STATED GOAL: Go through the material below and report how many lines contain "fällbart". Give only the number.

>> START EXERCISE MATERIAL

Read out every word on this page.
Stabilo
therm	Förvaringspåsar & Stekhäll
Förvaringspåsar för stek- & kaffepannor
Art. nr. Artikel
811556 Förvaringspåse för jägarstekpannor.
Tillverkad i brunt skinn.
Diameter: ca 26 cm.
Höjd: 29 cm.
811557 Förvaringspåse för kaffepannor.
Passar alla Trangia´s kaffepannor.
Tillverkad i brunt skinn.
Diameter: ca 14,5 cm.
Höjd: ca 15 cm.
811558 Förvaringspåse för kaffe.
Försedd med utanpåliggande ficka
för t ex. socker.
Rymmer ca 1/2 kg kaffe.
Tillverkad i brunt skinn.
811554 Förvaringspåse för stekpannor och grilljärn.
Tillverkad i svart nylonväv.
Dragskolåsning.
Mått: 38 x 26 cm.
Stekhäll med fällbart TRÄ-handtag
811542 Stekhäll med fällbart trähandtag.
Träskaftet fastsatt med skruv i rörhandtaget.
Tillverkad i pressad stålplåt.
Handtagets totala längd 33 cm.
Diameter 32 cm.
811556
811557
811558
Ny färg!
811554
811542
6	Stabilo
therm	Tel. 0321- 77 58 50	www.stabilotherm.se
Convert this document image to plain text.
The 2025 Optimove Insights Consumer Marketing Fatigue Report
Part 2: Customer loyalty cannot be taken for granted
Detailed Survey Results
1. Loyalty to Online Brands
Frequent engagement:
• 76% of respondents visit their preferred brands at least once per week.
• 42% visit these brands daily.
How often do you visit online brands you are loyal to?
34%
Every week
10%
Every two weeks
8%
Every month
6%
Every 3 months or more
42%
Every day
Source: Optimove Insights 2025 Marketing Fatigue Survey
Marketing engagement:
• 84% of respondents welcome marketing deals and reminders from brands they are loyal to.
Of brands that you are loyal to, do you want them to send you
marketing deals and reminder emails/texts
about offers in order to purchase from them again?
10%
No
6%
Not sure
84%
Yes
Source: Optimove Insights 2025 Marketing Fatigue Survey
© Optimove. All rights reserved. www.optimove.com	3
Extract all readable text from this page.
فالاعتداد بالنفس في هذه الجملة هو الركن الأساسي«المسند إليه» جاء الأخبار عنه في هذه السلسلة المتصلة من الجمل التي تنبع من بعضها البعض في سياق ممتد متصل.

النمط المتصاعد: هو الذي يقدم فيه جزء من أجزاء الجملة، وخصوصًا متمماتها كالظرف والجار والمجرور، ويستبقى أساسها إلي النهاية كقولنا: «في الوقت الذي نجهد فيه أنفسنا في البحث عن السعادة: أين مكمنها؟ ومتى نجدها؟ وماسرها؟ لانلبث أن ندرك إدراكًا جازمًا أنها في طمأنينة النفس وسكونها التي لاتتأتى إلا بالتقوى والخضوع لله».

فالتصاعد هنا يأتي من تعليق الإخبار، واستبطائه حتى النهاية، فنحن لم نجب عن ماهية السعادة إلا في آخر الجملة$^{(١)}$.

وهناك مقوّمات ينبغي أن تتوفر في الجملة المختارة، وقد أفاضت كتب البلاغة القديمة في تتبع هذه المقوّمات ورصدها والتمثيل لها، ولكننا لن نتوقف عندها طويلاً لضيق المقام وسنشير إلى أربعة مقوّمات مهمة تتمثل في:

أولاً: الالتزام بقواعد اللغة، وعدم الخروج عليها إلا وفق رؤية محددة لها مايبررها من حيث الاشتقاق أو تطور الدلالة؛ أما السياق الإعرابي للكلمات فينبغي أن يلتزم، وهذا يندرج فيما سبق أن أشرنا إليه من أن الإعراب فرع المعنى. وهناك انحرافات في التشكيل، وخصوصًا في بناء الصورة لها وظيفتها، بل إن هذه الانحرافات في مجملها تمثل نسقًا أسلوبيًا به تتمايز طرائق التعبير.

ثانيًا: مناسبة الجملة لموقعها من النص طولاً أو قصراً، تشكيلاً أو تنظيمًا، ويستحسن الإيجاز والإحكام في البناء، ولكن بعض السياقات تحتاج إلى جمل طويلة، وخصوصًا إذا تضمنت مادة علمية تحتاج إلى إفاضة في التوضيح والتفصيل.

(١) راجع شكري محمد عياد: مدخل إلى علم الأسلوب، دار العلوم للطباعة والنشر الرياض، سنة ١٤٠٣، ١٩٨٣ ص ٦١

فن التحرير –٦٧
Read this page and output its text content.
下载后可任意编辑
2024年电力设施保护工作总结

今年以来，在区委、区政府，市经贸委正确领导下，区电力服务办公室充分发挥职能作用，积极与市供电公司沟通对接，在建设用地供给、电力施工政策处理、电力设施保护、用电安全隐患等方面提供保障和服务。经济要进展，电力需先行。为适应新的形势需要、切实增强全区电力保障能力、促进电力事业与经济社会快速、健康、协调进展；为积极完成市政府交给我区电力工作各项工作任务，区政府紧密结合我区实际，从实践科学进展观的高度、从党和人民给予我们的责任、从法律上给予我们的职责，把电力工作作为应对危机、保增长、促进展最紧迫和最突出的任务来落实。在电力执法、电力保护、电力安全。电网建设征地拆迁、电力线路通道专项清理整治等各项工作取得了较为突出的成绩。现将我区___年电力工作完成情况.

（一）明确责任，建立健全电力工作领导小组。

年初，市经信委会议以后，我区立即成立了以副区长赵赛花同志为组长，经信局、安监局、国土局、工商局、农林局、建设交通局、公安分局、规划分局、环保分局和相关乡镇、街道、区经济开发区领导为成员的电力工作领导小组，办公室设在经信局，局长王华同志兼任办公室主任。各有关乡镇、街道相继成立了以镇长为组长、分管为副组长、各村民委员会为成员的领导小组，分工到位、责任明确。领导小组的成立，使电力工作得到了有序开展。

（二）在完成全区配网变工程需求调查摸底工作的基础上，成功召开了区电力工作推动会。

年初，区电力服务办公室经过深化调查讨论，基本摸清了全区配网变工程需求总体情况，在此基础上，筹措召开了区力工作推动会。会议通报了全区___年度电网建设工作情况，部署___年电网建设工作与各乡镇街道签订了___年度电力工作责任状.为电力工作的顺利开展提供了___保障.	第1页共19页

>> END EXERCISE MATERIAL

EXERCISE SOLUTION: 2